• **PROBLEM DESCRIPTION**: Retype every entry in its entirety, without alteration.

— begin —

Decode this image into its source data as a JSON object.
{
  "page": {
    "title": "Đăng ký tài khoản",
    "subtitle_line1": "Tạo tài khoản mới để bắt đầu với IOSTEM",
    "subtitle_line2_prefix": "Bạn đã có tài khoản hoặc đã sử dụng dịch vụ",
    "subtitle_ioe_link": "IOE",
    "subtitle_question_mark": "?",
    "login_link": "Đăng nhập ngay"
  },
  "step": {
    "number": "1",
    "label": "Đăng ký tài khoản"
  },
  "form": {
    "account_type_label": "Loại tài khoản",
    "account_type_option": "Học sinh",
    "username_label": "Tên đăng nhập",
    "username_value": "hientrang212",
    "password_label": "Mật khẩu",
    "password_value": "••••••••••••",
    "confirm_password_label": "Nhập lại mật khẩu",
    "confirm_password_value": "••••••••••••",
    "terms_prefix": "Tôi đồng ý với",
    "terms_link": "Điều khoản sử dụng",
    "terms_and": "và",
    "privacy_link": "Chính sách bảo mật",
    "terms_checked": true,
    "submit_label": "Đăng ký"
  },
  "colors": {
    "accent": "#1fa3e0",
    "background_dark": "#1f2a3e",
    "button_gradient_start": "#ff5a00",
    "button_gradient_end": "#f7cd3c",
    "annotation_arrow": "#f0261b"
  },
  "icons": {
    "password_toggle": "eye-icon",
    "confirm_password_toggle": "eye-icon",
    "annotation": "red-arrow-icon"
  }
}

— end —

• **FINISHED EXERCISE**:
Decode this image into its source data as a JSON object.
{
  "page": {
    "title": "Đăng ký tài khoản",
    "subtitle_line1": "Tạo tài khoản mới để bắt đầu với IOSTEM",
    "subtitle_line2_prefix": "Bạn đã có tài khoản hoặc đã sử dụng dịch vụ",
    "subtitle_ioe_link": "IOE",
    "subtitle_question_mark": "?",
    "login_link": "Đăng nhập ngay"
  },
  "step": {
    "number": "1",
    "label": "Đăng ký tài khoản"
  },
  "form": {
    "account_type_label": "Loại tài khoản",
    "account_type_option": "Học sinh",
    "username_label": "Tên đăng nhập",
    "username_value": "hientrang212",
    "password_label": "Mật khẩu",
    "password_value": "••••••••••••",
    "confirm_password_label": "Nhập lại mật khẩu",
    "confirm_password_value": "••••••••••••",
    "terms_prefix": "Tôi đồng ý với",
    "terms_link": "Điều khoản sử dụng",
    "terms_and": "và",
    "privacy_link": "Chính sách bảo mật",
    "terms_checked": true,
    "submit_label": "Đăng ký"
  },
  "colors": {
    "accent": "#1fa3e0",
    "background_dark": "#1f2a3e",
    "button_gradient_start": "#ff5a00",
    "button_gradient_end": "#f7cd3c",
    "annotation_arrow": "#f0261b"
  },
  "icons": {
    "password_toggle": "eye-icon",
    "confirm_password_toggle": "eye-icon",
    "annotation": "red-arrow-icon"
  }
}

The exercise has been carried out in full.